→ DIRECTION:
Every line of the material is to be quoted verbatim, minus the pictures.

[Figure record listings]
** Begin **

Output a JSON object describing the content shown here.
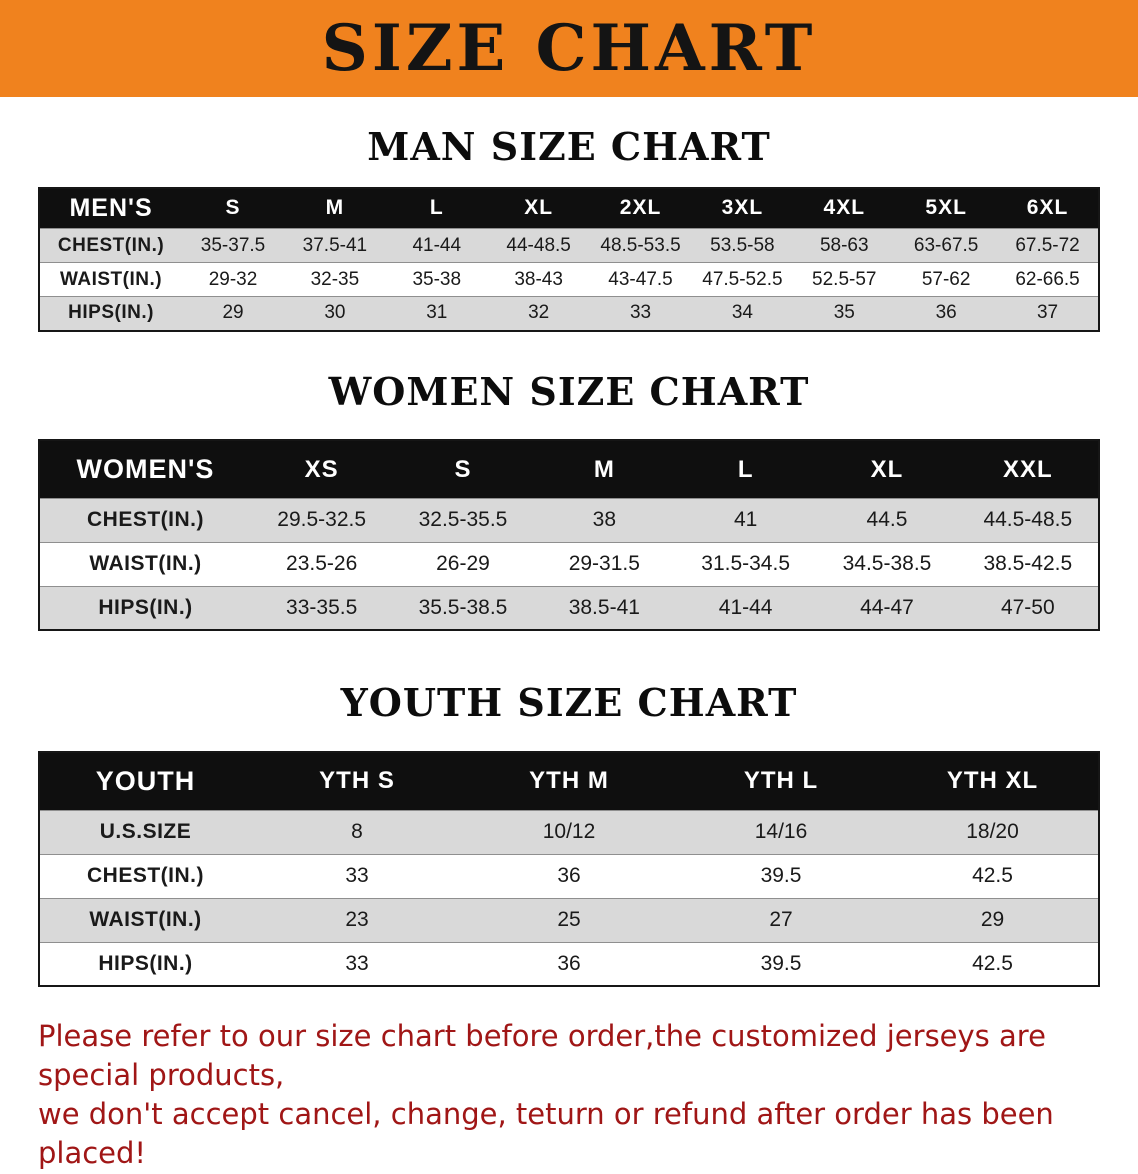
{
  "banner": {
    "title": "SIZE CHART"
  },
  "colors": {
    "banner_bg": "#F0821E",
    "header_bg": "#0F0F0F",
    "stripe": "#D9D9D9",
    "note": "#A01616"
  },
  "sections": [
    {
      "id": "mens",
      "title": "MAN SIZE CHART",
      "columns": [
        "MEN'S",
        "S",
        "M",
        "L",
        "XL",
        "2XL",
        "3XL",
        "4XL",
        "5XL",
        "6XL"
      ],
      "rows": [
        [
          "CHEST(IN.)",
          "35-37.5",
          "37.5-41",
          "41-44",
          "44-48.5",
          "48.5-53.5",
          "53.5-58",
          "58-63",
          "63-67.5",
          "67.5-72"
        ],
        [
          "WAIST(IN.)",
          "29-32",
          "32-35",
          "35-38",
          "38-43",
          "43-47.5",
          "47.5-52.5",
          "52.5-57",
          "57-62",
          "62-66.5"
        ],
        [
          "HIPS(IN.)",
          "29",
          "30",
          "31",
          "32",
          "33",
          "34",
          "35",
          "36",
          "37"
        ]
      ]
    },
    {
      "id": "womens",
      "title": "WOMEN SIZE CHART",
      "columns": [
        "WOMEN'S",
        "XS",
        "S",
        "M",
        "L",
        "XL",
        "XXL"
      ],
      "rows": [
        [
          "CHEST(IN.)",
          "29.5-32.5",
          "32.5-35.5",
          "38",
          "41",
          "44.5",
          "44.5-48.5"
        ],
        [
          "WAIST(IN.)",
          "23.5-26",
          "26-29",
          "29-31.5",
          "31.5-34.5",
          "34.5-38.5",
          "38.5-42.5"
        ],
        [
          "HIPS(IN.)",
          "33-35.5",
          "35.5-38.5",
          "38.5-41",
          "41-44",
          "44-47",
          "47-50"
        ]
      ]
    },
    {
      "id": "youth",
      "title": "YOUTH SIZE CHART",
      "columns": [
        "YOUTH",
        "YTH S",
        "YTH M",
        "YTH L",
        "YTH XL"
      ],
      "rows": [
        [
          "U.S.SIZE",
          "8",
          "10/12",
          "14/16",
          "18/20"
        ],
        [
          "CHEST(IN.)",
          "33",
          "36",
          "39.5",
          "42.5"
        ],
        [
          "WAIST(IN.)",
          "23",
          "25",
          "27",
          "29"
        ],
        [
          "HIPS(IN.)",
          "33",
          "36",
          "39.5",
          "42.5"
        ]
      ]
    }
  ],
  "note": {
    "lines": [
      "Please refer to our size chart before order,the customized jerseys are special products,",
      "we don't accept cancel, change, teturn or refund after order has been placed!"
    ]
  }
}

** End **

→ OUTPUT FOR THIS TASK:
Output a JSON object describing the content shown here.
{
  "banner": {
    "title": "SIZE CHART"
  },
  "colors": {
    "banner_bg": "#F0821E",
    "header_bg": "#0F0F0F",
    "stripe": "#D9D9D9",
    "note": "#A01616"
  },
  "sections": [
    {
      "id": "mens",
      "title": "MAN SIZE CHART",
      "columns": [
        "MEN'S",
        "S",
        "M",
        "L",
        "XL",
        "2XL",
        "3XL",
        "4XL",
        "5XL",
        "6XL"
      ],
      "rows": [
        [
          "CHEST(IN.)",
          "35-37.5",
          "37.5-41",
          "41-44",
          "44-48.5",
          "48.5-53.5",
          "53.5-58",
          "58-63",
          "63-67.5",
          "67.5-72"
        ],
        [
          "WAIST(IN.)",
          "29-32",
          "32-35",
          "35-38",
          "38-43",
          "43-47.5",
          "47.5-52.5",
          "52.5-57",
          "57-62",
          "62-66.5"
        ],
        [
          "HIPS(IN.)",
          "29",
          "30",
          "31",
          "32",
          "33",
          "34",
          "35",
          "36",
          "37"
        ]
      ]
    },
    {
      "id": "womens",
      "title": "WOMEN SIZE CHART",
      "columns": [
        "WOMEN'S",
        "XS",
        "S",
        "M",
        "L",
        "XL",
        "XXL"
      ],
      "rows": [
        [
          "CHEST(IN.)",
          "29.5-32.5",
          "32.5-35.5",
          "38",
          "41",
          "44.5",
          "44.5-48.5"
        ],
        [
          "WAIST(IN.)",
          "23.5-26",
          "26-29",
          "29-31.5",
          "31.5-34.5",
          "34.5-38.5",
          "38.5-42.5"
        ],
        [
          "HIPS(IN.)",
          "33-35.5",
          "35.5-38.5",
          "38.5-41",
          "41-44",
          "44-47",
          "47-50"
        ]
      ]
    },
    {
      "id": "youth",
      "title": "YOUTH SIZE CHART",
      "columns": [
        "YOUTH",
        "YTH S",
        "YTH M",
        "YTH L",
        "YTH XL"
      ],
      "rows": [
        [
          "U.S.SIZE",
          "8",
          "10/12",
          "14/16",
          "18/20"
        ],
        [
          "CHEST(IN.)",
          "33",
          "36",
          "39.5",
          "42.5"
        ],
        [
          "WAIST(IN.)",
          "23",
          "25",
          "27",
          "29"
        ],
        [
          "HIPS(IN.)",
          "33",
          "36",
          "39.5",
          "42.5"
        ]
      ]
    }
  ],
  "note": {
    "lines": [
      "Please refer to our size chart before order,the customized jerseys are special products,",
      "we don't accept cancel, change, teturn or refund after order has been placed!"
    ]
  }
}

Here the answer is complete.